** start of Dataset content **

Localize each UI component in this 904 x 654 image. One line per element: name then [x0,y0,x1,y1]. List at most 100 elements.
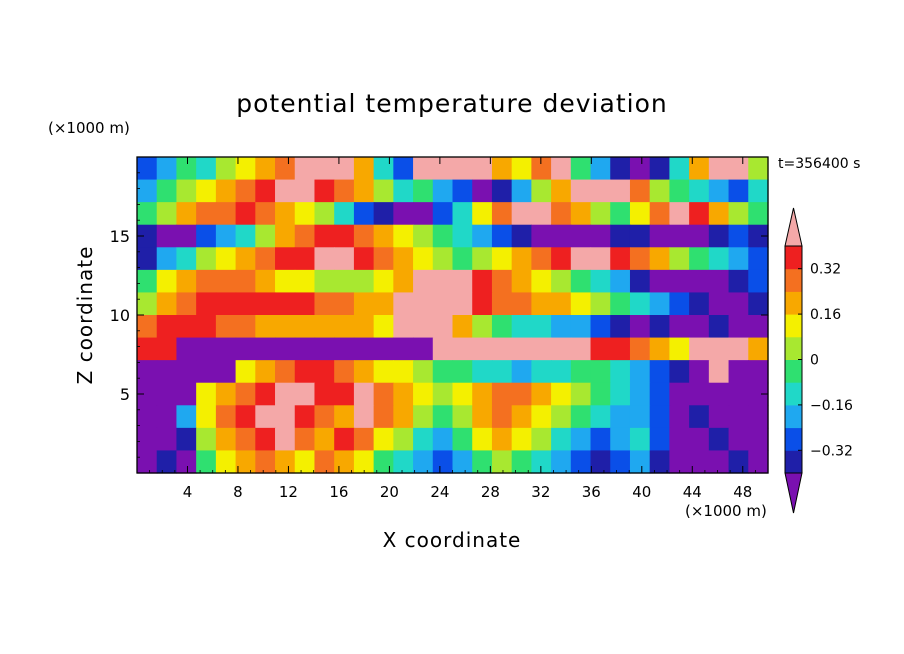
contour-cell [551,157,572,181]
colorbar-extend-top [784,207,803,247]
contour-cell [649,202,671,226]
contour-cell [748,179,769,203]
contour-cell [531,450,552,474]
contour-cell [137,224,158,248]
contour-cell [413,202,434,226]
contour-cell [511,360,532,384]
contour-cell [551,202,572,226]
contour-cell [689,337,710,361]
contour-cell [156,315,178,339]
contour-cell [689,315,710,339]
contour-cell [176,224,197,248]
contour-cell [629,315,651,339]
contour-cell [255,202,276,226]
contour-cell [728,382,749,406]
contour-cell [314,292,335,316]
contour-cell [708,427,730,452]
contour-cell [728,224,749,248]
contour-cell [235,315,256,339]
contour-cell [748,382,769,406]
contour-cell [472,292,493,316]
contour-cell [373,315,394,339]
contour-cell [215,450,237,474]
contour-cell [294,247,316,271]
contour-cell [728,450,749,474]
contour-cell [235,450,256,474]
contour-cell [452,450,473,474]
contour-cell [472,382,493,406]
contour-cell [610,269,631,294]
contour-cell [610,382,631,406]
contour-cell [235,269,256,294]
contour-cell [215,202,237,226]
contour-cell [393,450,414,474]
contour-cell [176,405,197,429]
contour-cell [432,315,454,339]
contour-cell [610,202,631,226]
contour-cell [452,405,473,429]
contour-cell [551,405,572,429]
contour-cell [196,405,217,429]
contour-cell [353,450,375,474]
x-tick-label: 16 [329,483,348,501]
contour-cell [748,405,769,429]
contour-cell [413,382,434,406]
contour-cell [610,292,631,316]
contour-cell [196,269,217,294]
contour-cell [629,427,651,452]
contour-cell [137,315,158,339]
contour-cell [590,315,611,339]
contour-cell [413,292,434,316]
contour-cell [294,269,316,294]
contour-cell [275,269,296,294]
contour-cell [215,427,237,452]
contour-cell [491,405,513,429]
contour-cell [235,179,256,203]
contour-cell [413,179,434,203]
contour-cell [649,427,671,452]
contour-cell [669,427,690,452]
contour-cell [255,269,276,294]
contour-cell [531,157,552,181]
contour-cell [373,179,394,203]
contour-cell [452,202,473,226]
contour-cell [334,179,355,203]
contour-cell [708,382,730,406]
contour-cell [629,157,651,181]
contour-cell [196,315,217,339]
contour-cell [570,269,592,294]
contour-cell [629,450,651,474]
contour-cell [235,292,256,316]
contour-cell [432,202,454,226]
contour-cell [531,202,552,226]
contour-cell [334,405,355,429]
x-axis-ticks: 4 8 12 16 20 24 28 32 36 40 44 48 [149,157,756,501]
contour-cell [393,224,414,248]
x-tick-label: 4 [183,483,193,501]
contour-cell [491,382,513,406]
contour-cell [708,269,730,294]
contour-cell [629,382,651,406]
contour-cell [551,269,572,294]
contour-cell [314,427,335,452]
contour-cell [748,224,769,248]
contour-cell [452,179,473,203]
x-tick-label: 36 [582,483,601,501]
contour-cell [708,179,730,203]
contour-cell [551,179,572,203]
contour-cell [669,269,690,294]
contour-cell [472,315,493,339]
contour-cell [137,202,158,226]
contour-cell [551,360,572,384]
contour-cell [551,450,572,474]
contour-cell [215,292,237,316]
contour-cell [689,405,710,429]
contour-cell [748,450,769,474]
colorbar-segment [785,291,802,315]
contour-cell [511,247,532,271]
contour-cell [255,292,276,316]
contour-cell [176,382,197,406]
contour-cell [314,337,335,361]
chart-title: potential temperature deviation [236,89,667,118]
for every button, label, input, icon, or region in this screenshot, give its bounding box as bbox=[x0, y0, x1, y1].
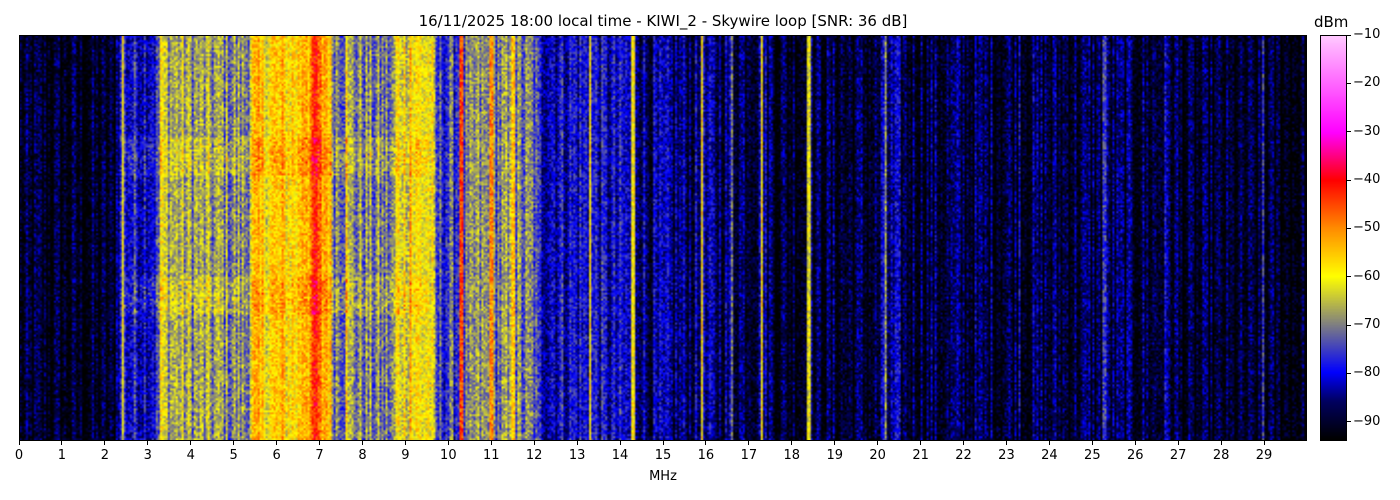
x-tick-mark bbox=[404, 441, 406, 445]
x-tick-label: 2 bbox=[100, 448, 109, 463]
waterfall-heatmap bbox=[20, 36, 1306, 440]
colorbar-tick-mark bbox=[1347, 34, 1351, 36]
x-tick-label: 25 bbox=[1084, 448, 1101, 463]
x-tick-mark bbox=[705, 441, 707, 445]
colorbar-tick-mark bbox=[1347, 421, 1351, 423]
colorbar-tick-mark bbox=[1347, 276, 1351, 278]
x-tick-mark bbox=[1134, 441, 1136, 445]
x-tick-label: 26 bbox=[1126, 448, 1144, 463]
x-tick-mark bbox=[319, 441, 321, 445]
x-tick-mark bbox=[791, 441, 793, 445]
x-tick-label: 23 bbox=[998, 448, 1015, 463]
x-tick-label: 16 bbox=[697, 448, 715, 463]
x-tick-mark bbox=[834, 441, 836, 445]
colorbar-tick-label: −50 bbox=[1353, 220, 1381, 236]
x-tick-label: 11 bbox=[482, 448, 500, 463]
x-tick-mark bbox=[147, 441, 149, 445]
x-tick-label: 7 bbox=[315, 448, 324, 463]
x-tick-mark bbox=[190, 441, 192, 445]
x-tick-label: 27 bbox=[1169, 448, 1187, 463]
x-tick-label: 4 bbox=[186, 448, 195, 463]
x-axis-label: MHz bbox=[649, 469, 677, 484]
x-tick-label: 3 bbox=[143, 448, 152, 463]
x-tick-mark bbox=[1005, 441, 1007, 445]
x-tick-label: 22 bbox=[955, 448, 972, 463]
x-tick-mark bbox=[877, 441, 879, 445]
chart-title: 16/11/2025 18:00 local time - KIWI_2 - S… bbox=[418, 12, 908, 30]
colorbar bbox=[1320, 35, 1347, 441]
x-tick-label: 21 bbox=[912, 448, 929, 463]
colorbar-tick-label: −40 bbox=[1353, 172, 1381, 187]
x-tick-label: 14 bbox=[611, 448, 629, 463]
colorbar-tick-label: −90 bbox=[1353, 413, 1381, 429]
colorbar-tick-mark bbox=[1347, 179, 1351, 181]
x-tick-label: 1 bbox=[57, 448, 67, 463]
x-tick-mark bbox=[490, 441, 492, 445]
x-tick-label: 13 bbox=[568, 448, 586, 463]
x-tick-label: 20 bbox=[869, 448, 886, 463]
x-tick-mark bbox=[662, 441, 664, 445]
x-tick-label: 15 bbox=[654, 448, 672, 463]
x-tick-mark bbox=[1048, 441, 1050, 445]
colorbar-tick-label: −20 bbox=[1353, 75, 1381, 91]
colorbar-tick-mark bbox=[1347, 82, 1351, 84]
waterfall-plot-area bbox=[19, 35, 1307, 441]
x-tick-mark bbox=[1091, 441, 1093, 445]
x-tick-mark bbox=[104, 441, 106, 445]
x-tick-label: 0 bbox=[14, 448, 24, 463]
colorbar-tick-label: −10 bbox=[1353, 27, 1381, 42]
x-tick-mark bbox=[619, 441, 621, 445]
x-tick-mark bbox=[1263, 441, 1265, 445]
colorbar-tick-label: −70 bbox=[1353, 317, 1381, 332]
x-tick-label: 8 bbox=[358, 448, 367, 463]
x-tick-mark bbox=[447, 441, 449, 445]
x-tick-mark bbox=[920, 441, 922, 445]
x-tick-label: 18 bbox=[783, 448, 801, 463]
colorbar-tick-mark bbox=[1347, 372, 1351, 374]
x-tick-label: 10 bbox=[440, 448, 457, 463]
x-tick-label: 6 bbox=[272, 448, 281, 463]
colorbar-label: dBm bbox=[1314, 13, 1349, 31]
x-tick-mark bbox=[1177, 441, 1179, 445]
x-tick-label: 24 bbox=[1041, 448, 1058, 463]
x-tick-label: 28 bbox=[1212, 448, 1230, 463]
x-tick-mark bbox=[748, 441, 750, 445]
x-tick-label: 9 bbox=[401, 448, 410, 463]
colorbar-tick-mark bbox=[1347, 324, 1351, 326]
x-tick-mark bbox=[963, 441, 965, 445]
x-tick-mark bbox=[576, 441, 578, 445]
x-tick-mark bbox=[233, 441, 235, 445]
colorbar-tick-label: −60 bbox=[1353, 268, 1381, 284]
x-tick-mark bbox=[276, 441, 278, 445]
x-tick-label: 29 bbox=[1255, 448, 1273, 463]
x-tick-mark bbox=[361, 441, 363, 445]
colorbar-gradient bbox=[1321, 36, 1346, 440]
x-tick-label: 5 bbox=[229, 448, 238, 463]
x-tick-mark bbox=[61, 441, 63, 445]
x-tick-mark bbox=[18, 441, 20, 445]
x-tick-mark bbox=[533, 441, 535, 445]
colorbar-tick-mark bbox=[1347, 131, 1351, 133]
x-tick-label: 17 bbox=[740, 448, 758, 463]
x-tick-mark bbox=[1220, 441, 1222, 445]
colorbar-tick-label: −30 bbox=[1353, 123, 1381, 139]
x-tick-label: 19 bbox=[826, 448, 843, 463]
colorbar-tick-label: −80 bbox=[1353, 365, 1381, 381]
colorbar-tick-mark bbox=[1347, 227, 1351, 229]
x-tick-label: 12 bbox=[525, 448, 543, 463]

** end of Dataset content **

(Requirement) Turn the entries starting at the line with "contour-cell [551,157,572,181]" and ending at the line with "contour-cell [176,224,197,248]" into a JSON list of strings, one string per line.

(Finished task)
[
  "contour-cell [551,157,572,181]",
  "colorbar-extend-top [784,207,803,247]",
  "contour-cell [649,202,671,226]",
  "contour-cell [748,179,769,203]",
  "contour-cell [531,450,552,474]",
  "contour-cell [137,224,158,248]",
  "contour-cell [413,202,434,226]",
  "contour-cell [511,360,532,384]",
  "contour-cell [551,202,572,226]",
  "contour-cell [689,337,710,361]",
  "contour-cell [156,315,178,339]",
  "contour-cell [689,315,710,339]",
  "contour-cell [176,224,197,248]"
]